(Extracted records)

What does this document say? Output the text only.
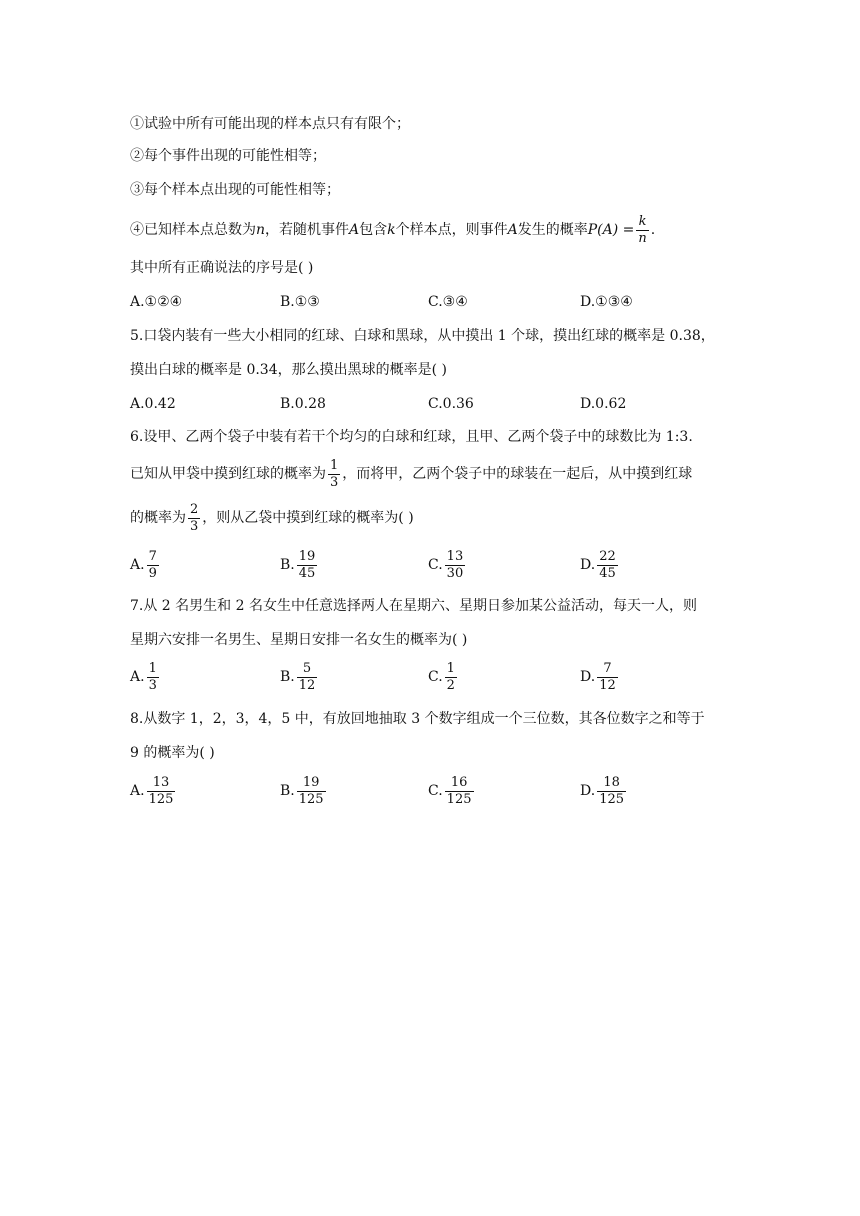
①试验中所有可能出现的样本点只有有限个；
②每个事件出现的可能性相等；
③每个样本点出现的可能性相等；
④已知样本点总数为 n ，若随机事件 A 包含 k 个样本点，则事件 A 发生的概率 $P(A) = \frac{k}{n}$ .
其中所有正确说法的序号是( )
A.①②④	B.①③	C.③④	D.①③④
5.口袋内装有一些大小相同的红球、白球和黑球，从中摸出 1 个球，摸出红球的概率是 0.38，
摸出白球的概率是 0.34，那么摸出黑球的概率是( )
A.0.42	B.0.28	C.0.36	D.0.62
6.设甲、乙两个袋子中装有若干个均匀的白球和红球，且甲、乙两个袋子中的球数比为 1:3.
已知从甲袋中摸到红球的概率为 $\frac{1}{3}$ ，而将甲，乙两个袋子中的球装在一起后，从中摸到红球
的概率为 $\frac{2}{3}$ ，则从乙袋中摸到红球的概率为( )
A. $\frac{7}{9}$	B. $\frac{19}{45}$	C. $\frac{13}{30}$	D. $\frac{22}{45}$
7.从 2 名男生和 2 名女生中任意选择两人在星期六、星期日参加某公益活动，每天一人，则
星期六安排一名男生、星期日安排一名女生的概率为( )
A. $\frac{1}{3}$	B. $\frac{5}{12}$	C. $\frac{1}{2}$	D. $\frac{7}{12}$
8.从数字 1，2，3，4，5 中，有放回地抽取 3 个数字组成一个三位数，其各位数字之和等于
9 的概率为( )
A. $\frac{13}{125}$	B. $\frac{19}{125}$	C. $\frac{16}{125}$	D. $\frac{18}{125}$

## [Directive]
Transcribe the material as is, with images omitted.

## [Full solution]
What does this document say? Output the text only.
①试验中所有可能出现的样本点只有有限个；
②每个事件出现的可能性相等；
③每个样本点出现的可能性相等；
④已知样本点总数为 n ，若随机事件 A 包含 k 个样本点，则事件 A 发生的概率 $P(A) = \frac{k}{n}$ .
其中所有正确说法的序号是( )
A.①②④	B.①③	C.③④	D.①③④
5.口袋内装有一些大小相同的红球、白球和黑球，从中摸出 1 个球，摸出红球的概率是 0.38，
摸出白球的概率是 0.34，那么摸出黑球的概率是( )
A.0.42	B.0.28	C.0.36	D.0.62
6.设甲、乙两个袋子中装有若干个均匀的白球和红球，且甲、乙两个袋子中的球数比为 1:3.
已知从甲袋中摸到红球的概率为 $\frac{1}{3}$ ，而将甲，乙两个袋子中的球装在一起后，从中摸到红球
的概率为 $\frac{2}{3}$ ，则从乙袋中摸到红球的概率为( )
A. $\frac{7}{9}$	B. $\frac{19}{45}$	C. $\frac{13}{30}$	D. $\frac{22}{45}$
7.从 2 名男生和 2 名女生中任意选择两人在星期六、星期日参加某公益活动，每天一人，则
星期六安排一名男生、星期日安排一名女生的概率为( )
A. $\frac{1}{3}$	B. $\frac{5}{12}$	C. $\frac{1}{2}$	D. $\frac{7}{12}$
8.从数字 1，2，3，4，5 中，有放回地抽取 3 个数字组成一个三位数，其各位数字之和等于
9 的概率为( )
A. $\frac{13}{125}$	B. $\frac{19}{125}$	C. $\frac{16}{125}$	D. $\frac{18}{125}$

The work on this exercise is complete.